ENTRIES SHOWN:
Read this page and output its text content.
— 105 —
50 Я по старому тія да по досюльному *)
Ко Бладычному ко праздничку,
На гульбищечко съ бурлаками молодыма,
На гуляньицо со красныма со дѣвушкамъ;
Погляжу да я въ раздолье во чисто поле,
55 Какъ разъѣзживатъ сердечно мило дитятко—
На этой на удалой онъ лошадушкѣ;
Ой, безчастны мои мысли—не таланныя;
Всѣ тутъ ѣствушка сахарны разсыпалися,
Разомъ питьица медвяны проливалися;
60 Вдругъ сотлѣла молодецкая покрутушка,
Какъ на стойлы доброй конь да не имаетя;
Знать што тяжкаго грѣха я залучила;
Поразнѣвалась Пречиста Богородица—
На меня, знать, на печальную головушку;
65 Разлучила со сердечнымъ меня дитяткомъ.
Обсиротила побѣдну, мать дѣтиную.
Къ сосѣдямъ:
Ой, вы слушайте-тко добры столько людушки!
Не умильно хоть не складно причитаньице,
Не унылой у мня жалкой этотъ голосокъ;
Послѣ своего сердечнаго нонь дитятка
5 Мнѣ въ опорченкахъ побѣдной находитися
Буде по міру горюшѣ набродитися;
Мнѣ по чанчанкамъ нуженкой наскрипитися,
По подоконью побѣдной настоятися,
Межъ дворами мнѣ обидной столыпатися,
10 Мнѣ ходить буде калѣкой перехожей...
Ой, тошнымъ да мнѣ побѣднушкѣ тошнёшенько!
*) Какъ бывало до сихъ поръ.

WHAT TO WORK ON:
Search the data above for lines holding "Какъ" and copy each of them.

WRITTEN RESPONSE:
55 Какъ разъѣзживатъ сердечно мило дитятко—
Какъ на стойлы доброй конь да не имаетя;
*) Какъ бывало до сихъ поръ.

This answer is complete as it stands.